§ Requirement: Word for word, set down the records and skip each picture.

## start Material for this task

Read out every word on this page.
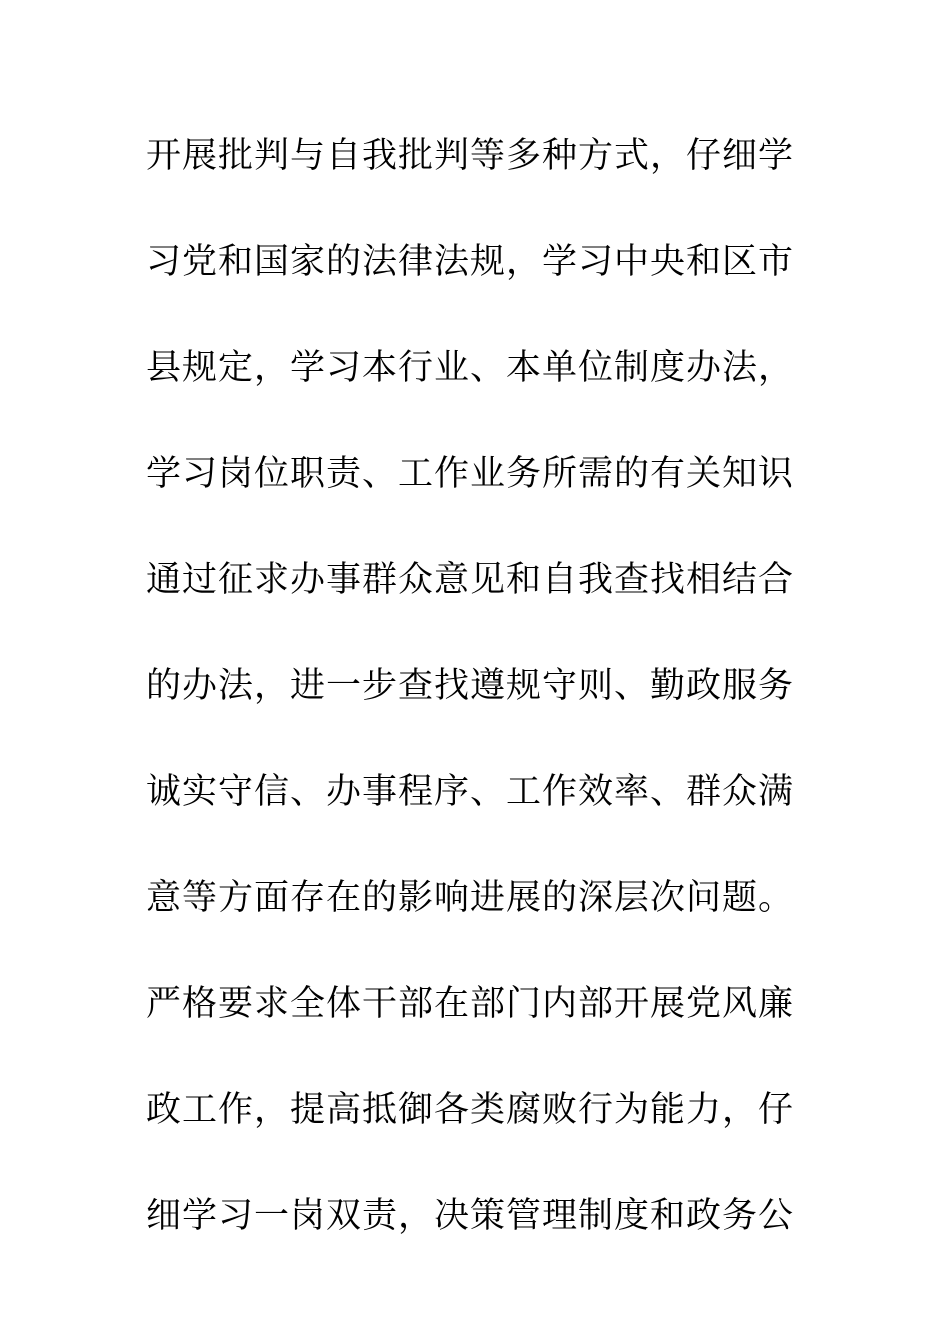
开展批判与自我批判等多种方式，仔细学
习党和国家的法律法规，学习中央和区市
县规定，学习本行业、本单位制度办法，
学习岗位职责、工作业务所需的有关知识
通过征求办事群众意见和自我查找相结合
的办法，进一步查找遵规守则、勤政服务
诚实守信、办事程序、工作效率、群众满
意等方面存在的影响进展的深层次问题。
严格要求全体干部在部门内部开展党风廉
政工作，提高抵御各类腐败行为能力，仔
细学习一岗双责，决策管理制度和政务公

## end Material for this task

§ Full output:
Read out every word on this page.
开展批判与自我批判等多种方式，仔细学
习党和国家的法律法规，学习中央和区市
县规定，学习本行业、本单位制度办法，
学习岗位职责、工作业务所需的有关知识
通过征求办事群众意见和自我查找相结合
的办法，进一步查找遵规守则、勤政服务
诚实守信、办事程序、工作效率、群众满
意等方面存在的影响进展的深层次问题。
严格要求全体干部在部门内部开展党风廉
政工作，提高抵御各类腐败行为能力，仔
细学习一岗双责，决策管理制度和政务公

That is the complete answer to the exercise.